■ **What you will do**: Reproduce nothing but the closing run of lines: the line with "Output a JSON" and each line that follows it to the end of the data.

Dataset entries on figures
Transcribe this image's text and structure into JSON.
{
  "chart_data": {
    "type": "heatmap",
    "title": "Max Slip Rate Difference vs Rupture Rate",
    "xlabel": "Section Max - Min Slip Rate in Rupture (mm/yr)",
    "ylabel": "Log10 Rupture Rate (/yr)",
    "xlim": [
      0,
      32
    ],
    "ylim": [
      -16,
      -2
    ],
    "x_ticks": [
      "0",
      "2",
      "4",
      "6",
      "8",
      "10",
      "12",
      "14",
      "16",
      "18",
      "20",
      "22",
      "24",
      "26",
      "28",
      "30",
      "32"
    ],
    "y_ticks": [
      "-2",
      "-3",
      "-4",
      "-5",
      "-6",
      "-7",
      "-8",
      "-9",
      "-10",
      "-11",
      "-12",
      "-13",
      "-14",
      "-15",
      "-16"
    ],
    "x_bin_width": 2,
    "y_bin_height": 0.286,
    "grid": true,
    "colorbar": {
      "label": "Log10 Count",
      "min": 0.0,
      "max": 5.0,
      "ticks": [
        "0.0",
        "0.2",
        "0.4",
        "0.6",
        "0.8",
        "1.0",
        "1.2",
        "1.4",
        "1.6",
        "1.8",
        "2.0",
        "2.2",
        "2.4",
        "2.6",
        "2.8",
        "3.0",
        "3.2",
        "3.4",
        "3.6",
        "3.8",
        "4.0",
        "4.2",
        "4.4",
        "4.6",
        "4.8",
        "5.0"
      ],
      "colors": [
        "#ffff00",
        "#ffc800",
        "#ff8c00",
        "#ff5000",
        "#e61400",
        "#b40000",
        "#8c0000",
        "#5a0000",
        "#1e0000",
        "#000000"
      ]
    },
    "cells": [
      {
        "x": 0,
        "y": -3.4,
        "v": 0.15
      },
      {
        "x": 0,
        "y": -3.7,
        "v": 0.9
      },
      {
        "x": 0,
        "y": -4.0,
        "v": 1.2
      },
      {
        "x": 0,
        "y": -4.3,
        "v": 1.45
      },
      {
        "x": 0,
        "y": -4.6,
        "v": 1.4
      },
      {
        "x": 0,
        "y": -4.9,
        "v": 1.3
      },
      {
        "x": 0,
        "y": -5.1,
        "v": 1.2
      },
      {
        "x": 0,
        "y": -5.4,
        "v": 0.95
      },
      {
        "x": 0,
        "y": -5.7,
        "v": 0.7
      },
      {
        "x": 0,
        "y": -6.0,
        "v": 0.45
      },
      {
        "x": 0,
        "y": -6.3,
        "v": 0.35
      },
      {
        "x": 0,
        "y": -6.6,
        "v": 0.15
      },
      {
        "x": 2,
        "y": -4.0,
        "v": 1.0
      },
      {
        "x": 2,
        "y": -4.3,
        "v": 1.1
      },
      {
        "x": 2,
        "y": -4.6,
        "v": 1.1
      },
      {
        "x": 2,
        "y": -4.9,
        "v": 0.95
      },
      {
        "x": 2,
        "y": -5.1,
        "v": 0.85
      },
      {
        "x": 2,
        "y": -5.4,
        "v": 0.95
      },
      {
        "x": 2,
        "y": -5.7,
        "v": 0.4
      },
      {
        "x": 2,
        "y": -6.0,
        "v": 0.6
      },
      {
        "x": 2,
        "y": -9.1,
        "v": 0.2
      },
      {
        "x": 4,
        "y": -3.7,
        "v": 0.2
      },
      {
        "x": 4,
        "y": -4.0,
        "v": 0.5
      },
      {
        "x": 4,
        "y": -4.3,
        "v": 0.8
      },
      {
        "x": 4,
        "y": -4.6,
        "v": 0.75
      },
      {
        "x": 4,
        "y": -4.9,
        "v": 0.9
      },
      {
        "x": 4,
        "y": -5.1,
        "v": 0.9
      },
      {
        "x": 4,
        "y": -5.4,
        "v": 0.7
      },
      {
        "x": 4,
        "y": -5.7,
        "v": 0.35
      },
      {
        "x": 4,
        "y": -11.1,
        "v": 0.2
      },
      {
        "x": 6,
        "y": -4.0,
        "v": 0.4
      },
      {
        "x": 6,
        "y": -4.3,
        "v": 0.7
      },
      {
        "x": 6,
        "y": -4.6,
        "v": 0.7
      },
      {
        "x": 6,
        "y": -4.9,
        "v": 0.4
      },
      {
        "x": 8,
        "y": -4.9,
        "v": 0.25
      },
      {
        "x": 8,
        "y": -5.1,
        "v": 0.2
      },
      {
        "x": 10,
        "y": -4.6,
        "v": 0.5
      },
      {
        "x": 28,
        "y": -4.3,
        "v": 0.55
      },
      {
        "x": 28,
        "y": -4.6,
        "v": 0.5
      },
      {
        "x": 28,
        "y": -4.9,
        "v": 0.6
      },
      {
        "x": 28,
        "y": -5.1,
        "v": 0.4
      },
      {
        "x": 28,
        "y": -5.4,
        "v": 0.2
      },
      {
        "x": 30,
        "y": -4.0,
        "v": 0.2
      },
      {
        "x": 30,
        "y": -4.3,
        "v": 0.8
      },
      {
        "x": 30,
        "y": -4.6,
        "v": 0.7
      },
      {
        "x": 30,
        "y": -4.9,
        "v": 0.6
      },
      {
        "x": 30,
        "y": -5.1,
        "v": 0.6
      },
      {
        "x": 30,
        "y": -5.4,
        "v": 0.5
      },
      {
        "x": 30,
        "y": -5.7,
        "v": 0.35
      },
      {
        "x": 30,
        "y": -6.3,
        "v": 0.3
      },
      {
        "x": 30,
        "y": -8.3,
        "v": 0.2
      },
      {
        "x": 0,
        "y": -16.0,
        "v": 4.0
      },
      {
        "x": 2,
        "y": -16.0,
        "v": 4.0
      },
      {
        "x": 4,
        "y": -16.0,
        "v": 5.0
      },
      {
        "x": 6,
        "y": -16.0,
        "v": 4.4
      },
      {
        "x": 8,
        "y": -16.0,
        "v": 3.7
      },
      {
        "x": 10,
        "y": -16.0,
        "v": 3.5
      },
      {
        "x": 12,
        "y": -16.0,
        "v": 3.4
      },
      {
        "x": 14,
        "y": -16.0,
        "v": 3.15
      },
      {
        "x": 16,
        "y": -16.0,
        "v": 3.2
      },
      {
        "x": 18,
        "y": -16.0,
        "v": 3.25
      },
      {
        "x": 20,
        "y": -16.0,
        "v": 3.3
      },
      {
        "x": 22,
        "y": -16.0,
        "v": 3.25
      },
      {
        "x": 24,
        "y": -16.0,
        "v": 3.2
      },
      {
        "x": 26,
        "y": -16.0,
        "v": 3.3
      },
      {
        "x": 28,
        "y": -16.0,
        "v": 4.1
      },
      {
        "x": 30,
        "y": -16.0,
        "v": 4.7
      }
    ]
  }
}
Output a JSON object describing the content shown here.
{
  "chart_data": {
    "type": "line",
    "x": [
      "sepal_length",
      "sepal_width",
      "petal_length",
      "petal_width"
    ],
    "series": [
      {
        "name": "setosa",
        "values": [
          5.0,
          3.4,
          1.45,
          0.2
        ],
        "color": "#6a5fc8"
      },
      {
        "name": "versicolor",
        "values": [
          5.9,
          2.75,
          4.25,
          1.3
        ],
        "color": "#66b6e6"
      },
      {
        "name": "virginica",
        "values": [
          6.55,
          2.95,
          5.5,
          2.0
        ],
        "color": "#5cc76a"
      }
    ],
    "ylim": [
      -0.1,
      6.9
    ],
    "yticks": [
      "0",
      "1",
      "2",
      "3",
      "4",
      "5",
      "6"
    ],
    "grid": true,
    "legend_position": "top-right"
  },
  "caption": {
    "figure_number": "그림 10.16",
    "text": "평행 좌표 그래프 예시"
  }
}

■ **Response to the task**:
Output a JSON object describing the content shown here.
{
  "chart_data": {
    "type": "line",
    "x": [
      "sepal_length",
      "sepal_width",
      "petal_length",
      "petal_width"
    ],
    "series": [
      {
        "name": "setosa",
        "values": [
          5.0,
          3.4,
          1.45,
          0.2
        ],
        "color": "#6a5fc8"
      },
      {
        "name": "versicolor",
        "values": [
          5.9,
          2.75,
          4.25,
          1.3
        ],
        "color": "#66b6e6"
      },
      {
        "name": "virginica",
        "values": [
          6.55,
          2.95,
          5.5,
          2.0
        ],
        "color": "#5cc76a"
      }
    ],
    "ylim": [
      -0.1,
      6.9
    ],
    "yticks": [
      "0",
      "1",
      "2",
      "3",
      "4",
      "5",
      "6"
    ],
    "grid": true,
    "legend_position": "top-right"
  },
  "caption": {
    "figure_number": "그림 10.16",
    "text": "평행 좌표 그래프 예시"
  }
}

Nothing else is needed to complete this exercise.